▶ [Figure collection entries]:
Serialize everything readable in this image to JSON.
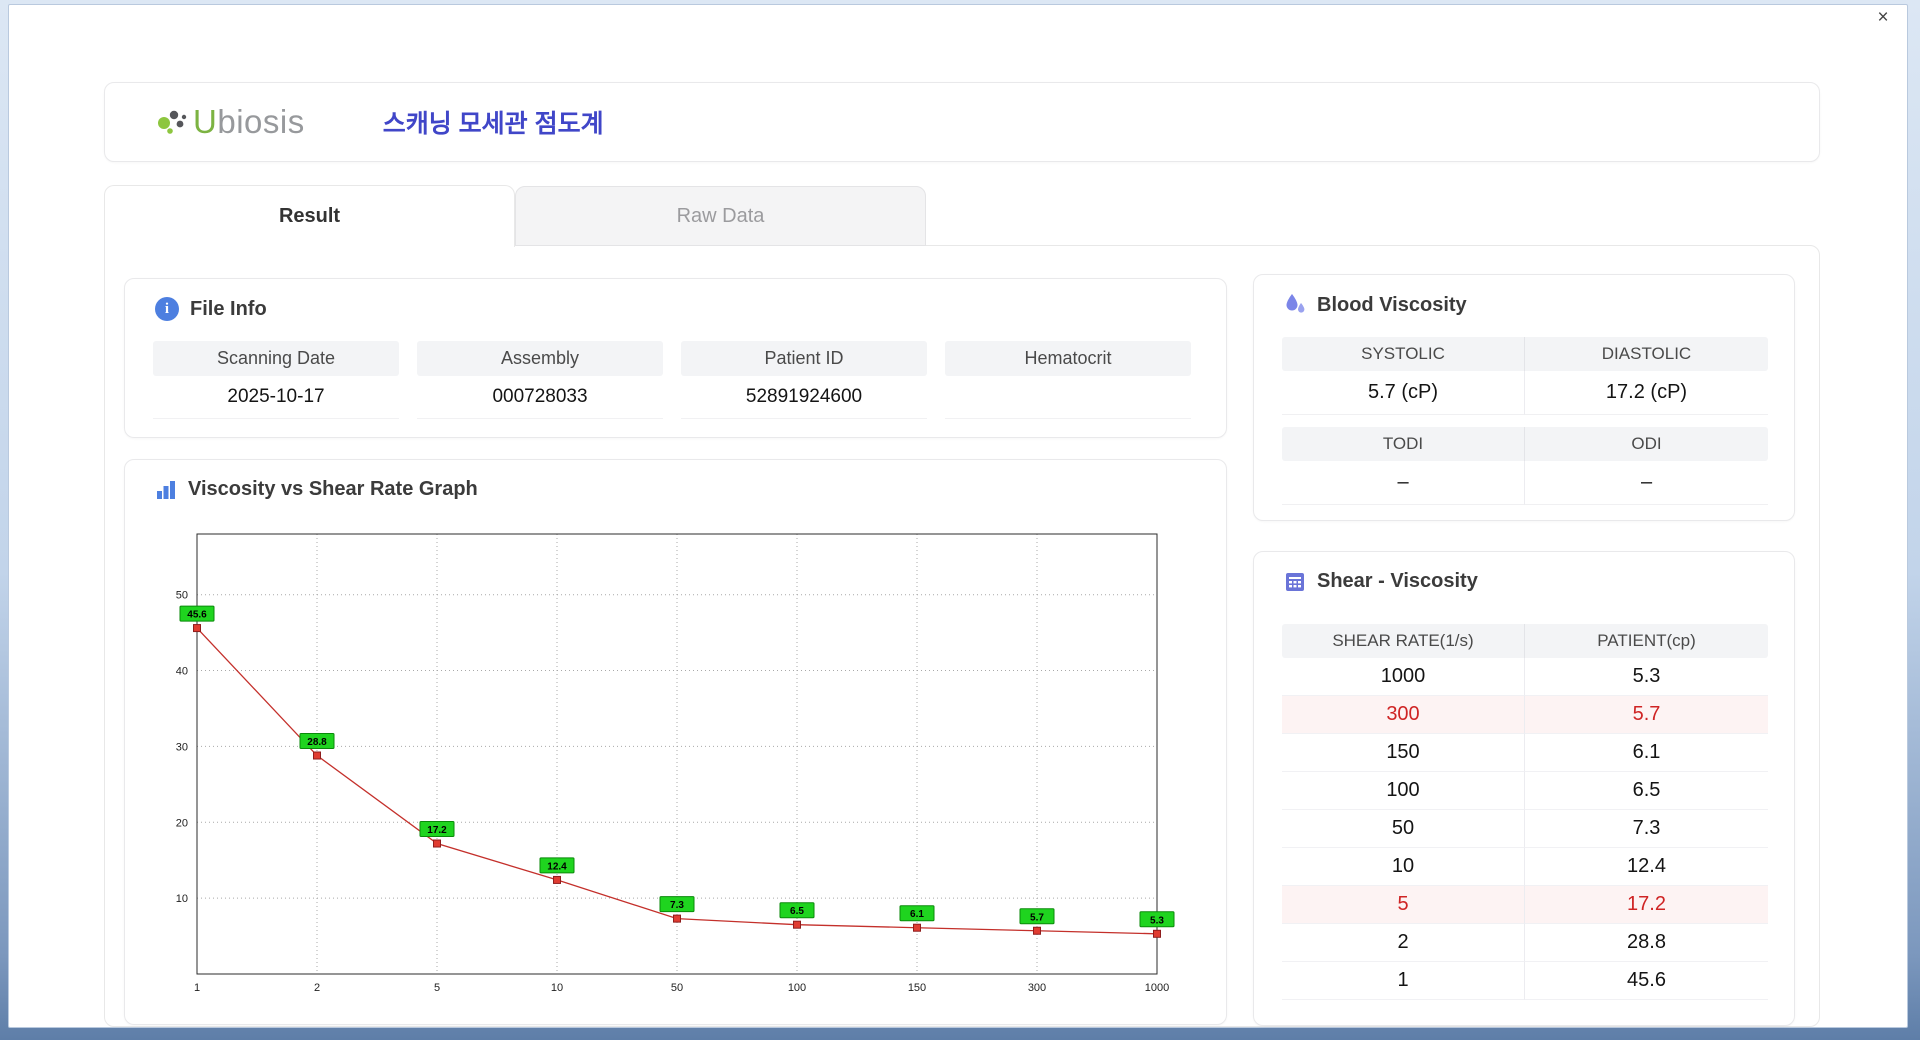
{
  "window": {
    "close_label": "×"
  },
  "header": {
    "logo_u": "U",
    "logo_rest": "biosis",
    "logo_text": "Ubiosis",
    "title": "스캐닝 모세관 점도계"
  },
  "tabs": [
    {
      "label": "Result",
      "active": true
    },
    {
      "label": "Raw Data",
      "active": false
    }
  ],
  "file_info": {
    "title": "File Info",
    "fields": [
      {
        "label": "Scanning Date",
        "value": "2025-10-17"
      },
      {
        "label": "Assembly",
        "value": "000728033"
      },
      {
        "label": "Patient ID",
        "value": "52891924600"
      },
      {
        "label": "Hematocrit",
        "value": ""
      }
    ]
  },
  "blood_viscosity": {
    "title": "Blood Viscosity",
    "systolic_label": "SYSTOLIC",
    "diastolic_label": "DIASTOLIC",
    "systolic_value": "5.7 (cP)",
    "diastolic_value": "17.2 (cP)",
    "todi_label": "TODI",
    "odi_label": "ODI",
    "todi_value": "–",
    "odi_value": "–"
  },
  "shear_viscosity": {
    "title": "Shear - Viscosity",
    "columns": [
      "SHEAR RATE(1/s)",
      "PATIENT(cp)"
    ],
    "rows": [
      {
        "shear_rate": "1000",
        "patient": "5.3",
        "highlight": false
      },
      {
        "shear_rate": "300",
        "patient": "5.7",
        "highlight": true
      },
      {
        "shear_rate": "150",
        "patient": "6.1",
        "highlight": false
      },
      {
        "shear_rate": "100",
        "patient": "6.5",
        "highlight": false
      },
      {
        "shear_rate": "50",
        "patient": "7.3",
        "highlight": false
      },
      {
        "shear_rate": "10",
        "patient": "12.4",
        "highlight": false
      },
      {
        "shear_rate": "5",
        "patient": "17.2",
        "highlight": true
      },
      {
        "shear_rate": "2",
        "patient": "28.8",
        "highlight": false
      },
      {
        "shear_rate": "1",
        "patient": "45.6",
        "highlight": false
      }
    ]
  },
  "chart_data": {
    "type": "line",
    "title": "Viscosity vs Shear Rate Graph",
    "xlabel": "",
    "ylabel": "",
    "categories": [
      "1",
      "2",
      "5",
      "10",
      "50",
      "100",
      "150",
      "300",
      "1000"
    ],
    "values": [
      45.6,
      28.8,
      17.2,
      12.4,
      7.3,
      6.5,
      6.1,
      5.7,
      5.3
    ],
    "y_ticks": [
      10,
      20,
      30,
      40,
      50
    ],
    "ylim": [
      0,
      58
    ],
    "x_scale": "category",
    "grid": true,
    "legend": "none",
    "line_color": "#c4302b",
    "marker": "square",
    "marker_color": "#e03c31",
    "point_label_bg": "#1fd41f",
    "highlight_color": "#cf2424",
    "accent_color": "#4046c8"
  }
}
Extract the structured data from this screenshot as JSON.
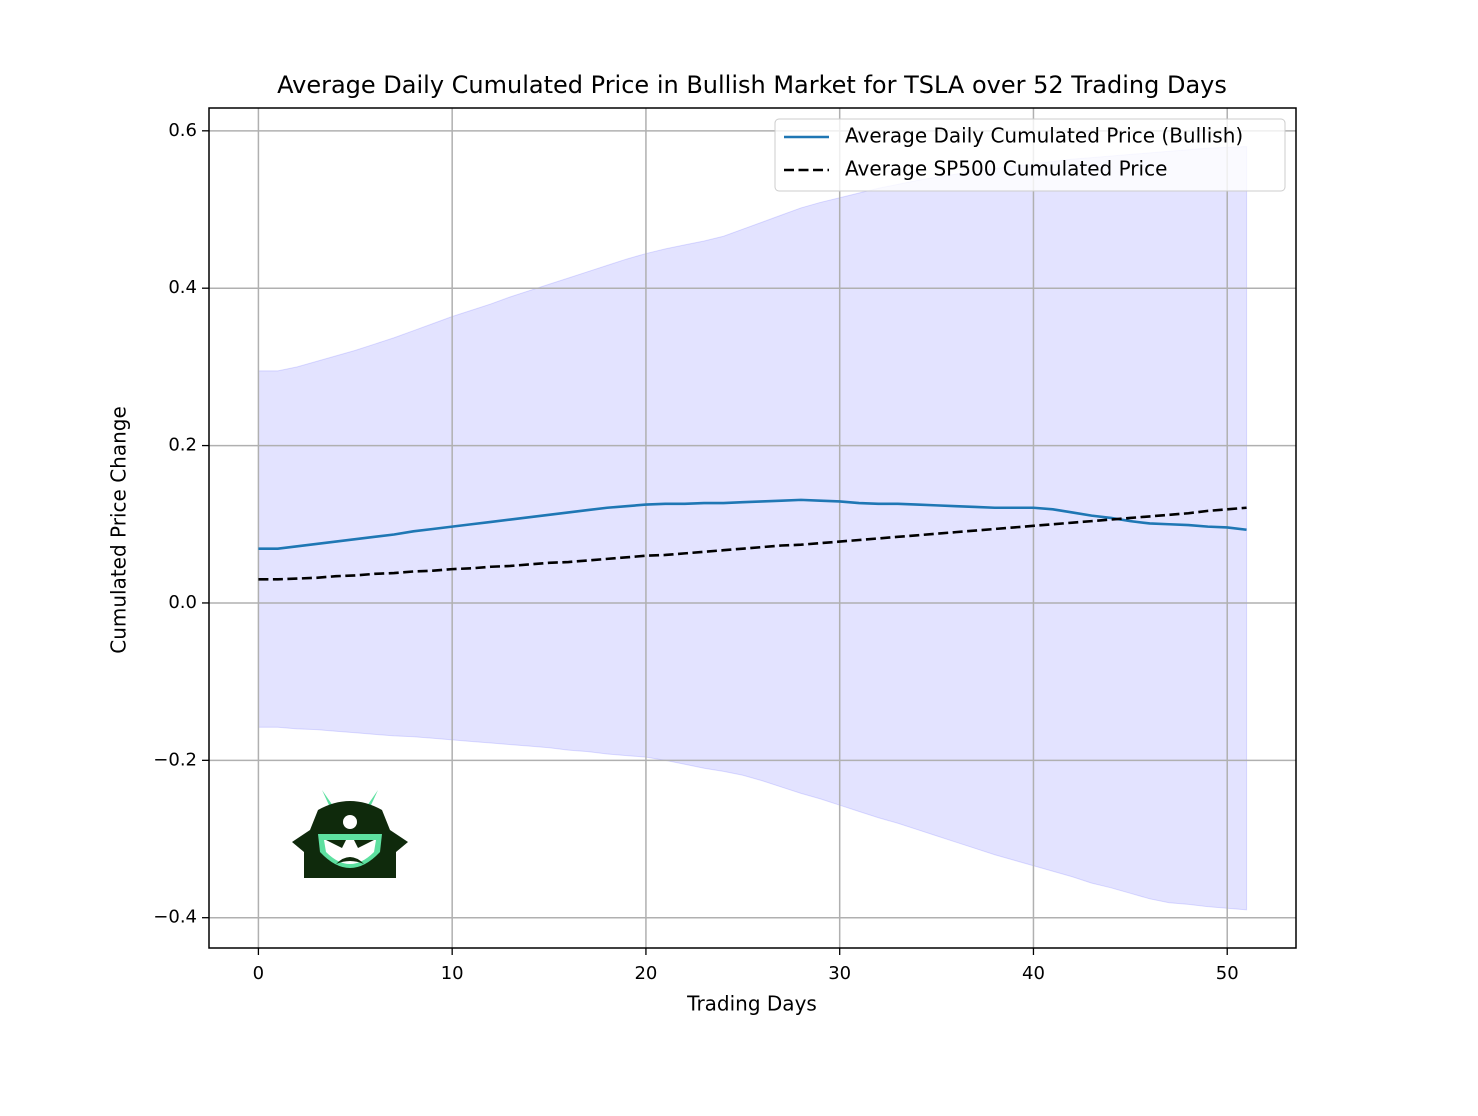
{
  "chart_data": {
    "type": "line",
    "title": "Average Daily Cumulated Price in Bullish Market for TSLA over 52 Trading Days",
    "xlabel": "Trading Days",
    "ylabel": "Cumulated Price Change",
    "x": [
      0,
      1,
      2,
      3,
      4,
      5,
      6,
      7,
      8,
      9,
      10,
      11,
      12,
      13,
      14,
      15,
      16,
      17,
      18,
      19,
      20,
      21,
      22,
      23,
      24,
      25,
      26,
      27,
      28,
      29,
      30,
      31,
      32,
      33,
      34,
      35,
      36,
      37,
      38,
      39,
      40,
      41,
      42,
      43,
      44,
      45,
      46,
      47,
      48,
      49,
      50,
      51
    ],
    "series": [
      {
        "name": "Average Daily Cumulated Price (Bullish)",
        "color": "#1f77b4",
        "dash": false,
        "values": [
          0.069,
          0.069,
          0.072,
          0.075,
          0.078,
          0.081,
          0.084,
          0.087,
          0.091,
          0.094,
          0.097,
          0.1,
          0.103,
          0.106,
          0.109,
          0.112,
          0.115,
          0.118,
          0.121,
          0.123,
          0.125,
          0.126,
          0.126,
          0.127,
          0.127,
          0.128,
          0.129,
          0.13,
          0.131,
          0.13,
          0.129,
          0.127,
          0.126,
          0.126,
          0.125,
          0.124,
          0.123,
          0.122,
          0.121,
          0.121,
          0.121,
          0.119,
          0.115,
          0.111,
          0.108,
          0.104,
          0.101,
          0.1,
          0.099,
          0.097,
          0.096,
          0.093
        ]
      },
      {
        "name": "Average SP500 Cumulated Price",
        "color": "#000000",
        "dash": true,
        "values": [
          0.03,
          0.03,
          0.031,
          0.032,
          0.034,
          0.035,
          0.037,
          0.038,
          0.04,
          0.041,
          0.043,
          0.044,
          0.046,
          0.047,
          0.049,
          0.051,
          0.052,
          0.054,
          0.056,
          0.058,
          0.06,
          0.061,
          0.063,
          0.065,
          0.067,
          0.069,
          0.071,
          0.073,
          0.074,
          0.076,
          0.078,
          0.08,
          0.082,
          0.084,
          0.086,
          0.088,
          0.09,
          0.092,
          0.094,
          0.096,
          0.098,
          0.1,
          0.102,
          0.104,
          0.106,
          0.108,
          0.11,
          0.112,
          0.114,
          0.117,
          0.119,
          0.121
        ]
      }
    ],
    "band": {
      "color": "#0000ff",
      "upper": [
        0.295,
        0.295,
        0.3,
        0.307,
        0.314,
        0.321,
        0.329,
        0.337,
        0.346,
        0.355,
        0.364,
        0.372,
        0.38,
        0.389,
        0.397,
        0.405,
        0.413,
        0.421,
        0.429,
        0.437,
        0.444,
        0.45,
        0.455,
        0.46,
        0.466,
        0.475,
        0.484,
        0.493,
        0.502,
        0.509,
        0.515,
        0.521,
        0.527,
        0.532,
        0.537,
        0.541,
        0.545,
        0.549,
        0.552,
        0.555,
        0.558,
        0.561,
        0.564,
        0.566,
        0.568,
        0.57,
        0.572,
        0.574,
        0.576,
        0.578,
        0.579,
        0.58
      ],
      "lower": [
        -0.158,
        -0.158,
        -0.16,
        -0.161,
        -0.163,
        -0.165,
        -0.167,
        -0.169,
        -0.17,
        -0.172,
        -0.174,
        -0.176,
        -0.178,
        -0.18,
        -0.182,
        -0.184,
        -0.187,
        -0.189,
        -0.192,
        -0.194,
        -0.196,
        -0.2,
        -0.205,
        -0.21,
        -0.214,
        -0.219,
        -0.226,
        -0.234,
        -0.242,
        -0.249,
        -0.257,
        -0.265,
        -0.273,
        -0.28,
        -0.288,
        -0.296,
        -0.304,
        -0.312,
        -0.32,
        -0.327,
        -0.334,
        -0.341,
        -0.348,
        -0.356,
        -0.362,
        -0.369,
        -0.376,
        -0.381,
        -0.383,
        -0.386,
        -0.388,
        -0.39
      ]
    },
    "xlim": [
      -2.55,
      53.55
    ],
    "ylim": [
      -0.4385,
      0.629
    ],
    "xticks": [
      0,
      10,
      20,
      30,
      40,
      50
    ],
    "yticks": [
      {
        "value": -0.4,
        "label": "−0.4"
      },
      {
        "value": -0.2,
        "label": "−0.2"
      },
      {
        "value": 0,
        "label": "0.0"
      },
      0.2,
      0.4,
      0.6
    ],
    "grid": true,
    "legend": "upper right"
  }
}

▶ [Directive]: Repeat all of the entries word for word, but omit the pictures.

▶ [Exercise response]:
Serialize everything readable in this image to JSON.
{
  "window": {
    "close_label": "×"
  },
  "header": {
    "logo_u": "U",
    "logo_rest": "biosis",
    "logo_text": "Ubiosis",
    "title": "스캐닝 모세관 점도계"
  },
  "tabs": [
    {
      "label": "Result",
      "active": true
    },
    {
      "label": "Raw Data",
      "active": false
    }
  ],
  "file_info": {
    "title": "File Info",
    "fields": [
      {
        "label": "Scanning Date",
        "value": "2025-10-17"
      },
      {
        "label": "Assembly",
        "value": "000728033"
      },
      {
        "label": "Patient ID",
        "value": "52891924600"
      },
      {
        "label": "Hematocrit",
        "value": ""
      }
    ]
  },
  "blood_viscosity": {
    "title": "Blood Viscosity",
    "systolic_label": "SYSTOLIC",
    "diastolic_label": "DIASTOLIC",
    "systolic_value": "5.7 (cP)",
    "diastolic_value": "17.2 (cP)",
    "todi_label": "TODI",
    "odi_label": "ODI",
    "todi_value": "–",
    "odi_value": "–"
  },
  "shear_viscosity": {
    "title": "Shear - Viscosity",
    "columns": [
      "SHEAR RATE(1/s)",
      "PATIENT(cp)"
    ],
    "rows": [
      {
        "shear_rate": "1000",
        "patient": "5.3",
        "highlight": false
      },
      {
        "shear_rate": "300",
        "patient": "5.7",
        "highlight": true
      },
      {
        "shear_rate": "150",
        "patient": "6.1",
        "highlight": false
      },
      {
        "shear_rate": "100",
        "patient": "6.5",
        "highlight": false
      },
      {
        "shear_rate": "50",
        "patient": "7.3",
        "highlight": false
      },
      {
        "shear_rate": "10",
        "patient": "12.4",
        "highlight": false
      },
      {
        "shear_rate": "5",
        "patient": "17.2",
        "highlight": true
      },
      {
        "shear_rate": "2",
        "patient": "28.8",
        "highlight": false
      },
      {
        "shear_rate": "1",
        "patient": "45.6",
        "highlight": false
      }
    ]
  },
  "chart_data": {
    "type": "line",
    "title": "Viscosity vs Shear Rate Graph",
    "xlabel": "",
    "ylabel": "",
    "categories": [
      "1",
      "2",
      "5",
      "10",
      "50",
      "100",
      "150",
      "300",
      "1000"
    ],
    "values": [
      45.6,
      28.8,
      17.2,
      12.4,
      7.3,
      6.5,
      6.1,
      5.7,
      5.3
    ],
    "y_ticks": [
      10,
      20,
      30,
      40,
      50
    ],
    "ylim": [
      0,
      58
    ],
    "x_scale": "category",
    "grid": true,
    "legend": "none",
    "line_color": "#c4302b",
    "marker": "square",
    "marker_color": "#e03c31",
    "point_label_bg": "#1fd41f",
    "highlight_color": "#cf2424",
    "accent_color": "#4046c8"
  }
}
Extract the structured data from this screenshot as JSON.
{
  "chart_data": {
    "type": "line",
    "title": "Average Daily Cumulated Price in Bullish Market for TSLA over 52 Trading Days",
    "xlabel": "Trading Days",
    "ylabel": "Cumulated Price Change",
    "x": [
      0,
      1,
      2,
      3,
      4,
      5,
      6,
      7,
      8,
      9,
      10,
      11,
      12,
      13,
      14,
      15,
      16,
      17,
      18,
      19,
      20,
      21,
      22,
      23,
      24,
      25,
      26,
      27,
      28,
      29,
      30,
      31,
      32,
      33,
      34,
      35,
      36,
      37,
      38,
      39,
      40,
      41,
      42,
      43,
      44,
      45,
      46,
      47,
      48,
      49,
      50,
      51
    ],
    "series": [
      {
        "name": "Average Daily Cumulated Price (Bullish)",
        "color": "#1f77b4",
        "dash": false,
        "values": [
          0.069,
          0.069,
          0.072,
          0.075,
          0.078,
          0.081,
          0.084,
          0.087,
          0.091,
          0.094,
          0.097,
          0.1,
          0.103,
          0.106,
          0.109,
          0.112,
          0.115,
          0.118,
          0.121,
          0.123,
          0.125,
          0.126,
          0.126,
          0.127,
          0.127,
          0.128,
          0.129,
          0.13,
          0.131,
          0.13,
          0.129,
          0.127,
          0.126,
          0.126,
          0.125,
          0.124,
          0.123,
          0.122,
          0.121,
          0.121,
          0.121,
          0.119,
          0.115,
          0.111,
          0.108,
          0.104,
          0.101,
          0.1,
          0.099,
          0.097,
          0.096,
          0.093
        ]
      },
      {
        "name": "Average SP500 Cumulated Price",
        "color": "#000000",
        "dash": true,
        "values": [
          0.03,
          0.03,
          0.031,
          0.032,
          0.034,
          0.035,
          0.037,
          0.038,
          0.04,
          0.041,
          0.043,
          0.044,
          0.046,
          0.047,
          0.049,
          0.051,
          0.052,
          0.054,
          0.056,
          0.058,
          0.06,
          0.061,
          0.063,
          0.065,
          0.067,
          0.069,
          0.071,
          0.073,
          0.074,
          0.076,
          0.078,
          0.08,
          0.082,
          0.084,
          0.086,
          0.088,
          0.09,
          0.092,
          0.094,
          0.096,
          0.098,
          0.1,
          0.102,
          0.104,
          0.106,
          0.108,
          0.11,
          0.112,
          0.114,
          0.117,
          0.119,
          0.121
        ]
      }
    ],
    "band": {
      "color": "#0000ff",
      "upper": [
        0.295,
        0.295,
        0.3,
        0.307,
        0.314,
        0.321,
        0.329,
        0.337,
        0.346,
        0.355,
        0.364,
        0.372,
        0.38,
        0.389,
        0.397,
        0.405,
        0.413,
        0.421,
        0.429,
        0.437,
        0.444,
        0.45,
        0.455,
        0.46,
        0.466,
        0.475,
        0.484,
        0.493,
        0.502,
        0.509,
        0.515,
        0.521,
        0.527,
        0.532,
        0.537,
        0.541,
        0.545,
        0.549,
        0.552,
        0.555,
        0.558,
        0.561,
        0.564,
        0.566,
        0.568,
        0.57,
        0.572,
        0.574,
        0.576,
        0.578,
        0.579,
        0.58
      ],
      "lower": [
        -0.158,
        -0.158,
        -0.16,
        -0.161,
        -0.163,
        -0.165,
        -0.167,
        -0.169,
        -0.17,
        -0.172,
        -0.174,
        -0.176,
        -0.178,
        -0.18,
        -0.182,
        -0.184,
        -0.187,
        -0.189,
        -0.192,
        -0.194,
        -0.196,
        -0.2,
        -0.205,
        -0.21,
        -0.214,
        -0.219,
        -0.226,
        -0.234,
        -0.242,
        -0.249,
        -0.257,
        -0.265,
        -0.273,
        -0.28,
        -0.288,
        -0.296,
        -0.304,
        -0.312,
        -0.32,
        -0.327,
        -0.334,
        -0.341,
        -0.348,
        -0.356,
        -0.362,
        -0.369,
        -0.376,
        -0.381,
        -0.383,
        -0.386,
        -0.388,
        -0.39
      ]
    },
    "xlim": [
      -2.55,
      53.55
    ],
    "ylim": [
      -0.4385,
      0.629
    ],
    "xticks": [
      0,
      10,
      20,
      30,
      40,
      50
    ],
    "yticks": [
      {
        "value": -0.4,
        "label": "−0.4"
      },
      {
        "value": -0.2,
        "label": "−0.2"
      },
      {
        "value": 0,
        "label": "0.0"
      },
      0.2,
      0.4,
      0.6
    ],
    "grid": true,
    "legend": "upper right"
  }
}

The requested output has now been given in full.